*WRITTEN PROBLEM*. Beneath this sentence is a set of records; write each of them out exactly.

*DATA SHOWN*.
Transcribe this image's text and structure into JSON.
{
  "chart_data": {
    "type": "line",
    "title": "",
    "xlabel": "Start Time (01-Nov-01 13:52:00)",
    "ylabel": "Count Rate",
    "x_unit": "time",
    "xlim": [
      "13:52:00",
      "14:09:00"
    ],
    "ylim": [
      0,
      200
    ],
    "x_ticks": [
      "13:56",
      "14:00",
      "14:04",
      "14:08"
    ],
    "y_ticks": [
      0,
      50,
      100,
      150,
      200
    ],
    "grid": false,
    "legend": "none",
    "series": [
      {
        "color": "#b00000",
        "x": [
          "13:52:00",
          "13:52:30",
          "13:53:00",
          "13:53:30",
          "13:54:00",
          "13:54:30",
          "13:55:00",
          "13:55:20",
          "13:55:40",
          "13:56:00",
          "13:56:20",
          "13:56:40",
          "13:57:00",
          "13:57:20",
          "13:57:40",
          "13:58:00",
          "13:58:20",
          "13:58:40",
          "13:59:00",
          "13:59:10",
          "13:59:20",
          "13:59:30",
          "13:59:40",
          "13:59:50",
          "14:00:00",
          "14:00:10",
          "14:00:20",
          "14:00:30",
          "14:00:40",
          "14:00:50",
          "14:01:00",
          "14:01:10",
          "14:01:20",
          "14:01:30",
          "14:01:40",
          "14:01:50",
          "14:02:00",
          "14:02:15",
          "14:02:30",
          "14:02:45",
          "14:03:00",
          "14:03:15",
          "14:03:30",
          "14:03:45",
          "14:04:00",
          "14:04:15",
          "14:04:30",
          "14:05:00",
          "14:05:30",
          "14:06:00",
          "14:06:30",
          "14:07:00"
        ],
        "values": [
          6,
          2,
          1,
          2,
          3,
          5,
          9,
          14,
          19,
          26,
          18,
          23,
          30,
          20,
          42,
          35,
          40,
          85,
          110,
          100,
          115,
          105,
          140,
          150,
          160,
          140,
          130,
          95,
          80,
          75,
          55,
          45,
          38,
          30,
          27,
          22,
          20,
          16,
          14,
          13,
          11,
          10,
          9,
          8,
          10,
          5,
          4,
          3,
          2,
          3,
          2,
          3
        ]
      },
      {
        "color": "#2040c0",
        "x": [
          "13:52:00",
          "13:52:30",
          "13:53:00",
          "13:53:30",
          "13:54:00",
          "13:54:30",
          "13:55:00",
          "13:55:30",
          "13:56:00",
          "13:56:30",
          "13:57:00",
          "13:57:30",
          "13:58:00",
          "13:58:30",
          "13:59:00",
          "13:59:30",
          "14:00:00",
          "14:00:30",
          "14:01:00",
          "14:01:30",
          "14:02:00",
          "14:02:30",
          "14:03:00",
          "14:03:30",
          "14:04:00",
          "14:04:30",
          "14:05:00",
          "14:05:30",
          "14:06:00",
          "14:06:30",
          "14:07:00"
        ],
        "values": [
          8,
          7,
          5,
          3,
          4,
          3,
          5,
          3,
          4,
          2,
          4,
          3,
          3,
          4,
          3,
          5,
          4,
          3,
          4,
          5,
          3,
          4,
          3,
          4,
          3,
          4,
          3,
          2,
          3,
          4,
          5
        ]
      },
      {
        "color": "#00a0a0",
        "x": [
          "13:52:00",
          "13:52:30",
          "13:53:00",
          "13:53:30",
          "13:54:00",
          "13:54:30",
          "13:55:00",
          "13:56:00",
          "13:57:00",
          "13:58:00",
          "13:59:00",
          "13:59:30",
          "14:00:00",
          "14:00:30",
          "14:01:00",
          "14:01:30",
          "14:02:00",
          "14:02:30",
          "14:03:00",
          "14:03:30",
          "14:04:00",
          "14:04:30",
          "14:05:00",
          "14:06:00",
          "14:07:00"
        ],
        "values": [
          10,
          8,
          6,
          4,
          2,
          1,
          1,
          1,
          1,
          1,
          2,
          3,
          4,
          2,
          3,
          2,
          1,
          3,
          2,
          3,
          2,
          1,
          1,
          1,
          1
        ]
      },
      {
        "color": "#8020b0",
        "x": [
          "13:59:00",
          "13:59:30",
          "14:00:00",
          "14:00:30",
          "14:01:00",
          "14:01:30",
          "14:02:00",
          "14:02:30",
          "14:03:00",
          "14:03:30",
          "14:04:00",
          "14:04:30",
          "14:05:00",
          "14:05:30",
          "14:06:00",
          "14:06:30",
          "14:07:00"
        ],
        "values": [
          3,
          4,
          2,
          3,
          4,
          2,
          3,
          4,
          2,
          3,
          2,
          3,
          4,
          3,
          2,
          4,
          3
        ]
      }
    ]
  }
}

*COMPLETE OUTPUT*.
Transcribe this image's text and structure into JSON.
{
  "chart_data": {
    "type": "line",
    "title": "",
    "xlabel": "Start Time (01-Nov-01 13:52:00)",
    "ylabel": "Count Rate",
    "x_unit": "time",
    "xlim": [
      "13:52:00",
      "14:09:00"
    ],
    "ylim": [
      0,
      200
    ],
    "x_ticks": [
      "13:56",
      "14:00",
      "14:04",
      "14:08"
    ],
    "y_ticks": [
      0,
      50,
      100,
      150,
      200
    ],
    "grid": false,
    "legend": "none",
    "series": [
      {
        "color": "#b00000",
        "x": [
          "13:52:00",
          "13:52:30",
          "13:53:00",
          "13:53:30",
          "13:54:00",
          "13:54:30",
          "13:55:00",
          "13:55:20",
          "13:55:40",
          "13:56:00",
          "13:56:20",
          "13:56:40",
          "13:57:00",
          "13:57:20",
          "13:57:40",
          "13:58:00",
          "13:58:20",
          "13:58:40",
          "13:59:00",
          "13:59:10",
          "13:59:20",
          "13:59:30",
          "13:59:40",
          "13:59:50",
          "14:00:00",
          "14:00:10",
          "14:00:20",
          "14:00:30",
          "14:00:40",
          "14:00:50",
          "14:01:00",
          "14:01:10",
          "14:01:20",
          "14:01:30",
          "14:01:40",
          "14:01:50",
          "14:02:00",
          "14:02:15",
          "14:02:30",
          "14:02:45",
          "14:03:00",
          "14:03:15",
          "14:03:30",
          "14:03:45",
          "14:04:00",
          "14:04:15",
          "14:04:30",
          "14:05:00",
          "14:05:30",
          "14:06:00",
          "14:06:30",
          "14:07:00"
        ],
        "values": [
          6,
          2,
          1,
          2,
          3,
          5,
          9,
          14,
          19,
          26,
          18,
          23,
          30,
          20,
          42,
          35,
          40,
          85,
          110,
          100,
          115,
          105,
          140,
          150,
          160,
          140,
          130,
          95,
          80,
          75,
          55,
          45,
          38,
          30,
          27,
          22,
          20,
          16,
          14,
          13,
          11,
          10,
          9,
          8,
          10,
          5,
          4,
          3,
          2,
          3,
          2,
          3
        ]
      },
      {
        "color": "#2040c0",
        "x": [
          "13:52:00",
          "13:52:30",
          "13:53:00",
          "13:53:30",
          "13:54:00",
          "13:54:30",
          "13:55:00",
          "13:55:30",
          "13:56:00",
          "13:56:30",
          "13:57:00",
          "13:57:30",
          "13:58:00",
          "13:58:30",
          "13:59:00",
          "13:59:30",
          "14:00:00",
          "14:00:30",
          "14:01:00",
          "14:01:30",
          "14:02:00",
          "14:02:30",
          "14:03:00",
          "14:03:30",
          "14:04:00",
          "14:04:30",
          "14:05:00",
          "14:05:30",
          "14:06:00",
          "14:06:30",
          "14:07:00"
        ],
        "values": [
          8,
          7,
          5,
          3,
          4,
          3,
          5,
          3,
          4,
          2,
          4,
          3,
          3,
          4,
          3,
          5,
          4,
          3,
          4,
          5,
          3,
          4,
          3,
          4,
          3,
          4,
          3,
          2,
          3,
          4,
          5
        ]
      },
      {
        "color": "#00a0a0",
        "x": [
          "13:52:00",
          "13:52:30",
          "13:53:00",
          "13:53:30",
          "13:54:00",
          "13:54:30",
          "13:55:00",
          "13:56:00",
          "13:57:00",
          "13:58:00",
          "13:59:00",
          "13:59:30",
          "14:00:00",
          "14:00:30",
          "14:01:00",
          "14:01:30",
          "14:02:00",
          "14:02:30",
          "14:03:00",
          "14:03:30",
          "14:04:00",
          "14:04:30",
          "14:05:00",
          "14:06:00",
          "14:07:00"
        ],
        "values": [
          10,
          8,
          6,
          4,
          2,
          1,
          1,
          1,
          1,
          1,
          2,
          3,
          4,
          2,
          3,
          2,
          1,
          3,
          2,
          3,
          2,
          1,
          1,
          1,
          1
        ]
      },
      {
        "color": "#8020b0",
        "x": [
          "13:59:00",
          "13:59:30",
          "14:00:00",
          "14:00:30",
          "14:01:00",
          "14:01:30",
          "14:02:00",
          "14:02:30",
          "14:03:00",
          "14:03:30",
          "14:04:00",
          "14:04:30",
          "14:05:00",
          "14:05:30",
          "14:06:00",
          "14:06:30",
          "14:07:00"
        ],
        "values": [
          3,
          4,
          2,
          3,
          4,
          2,
          3,
          4,
          2,
          3,
          2,
          3,
          4,
          3,
          2,
          4,
          3
        ]
      }
    ]
  }
}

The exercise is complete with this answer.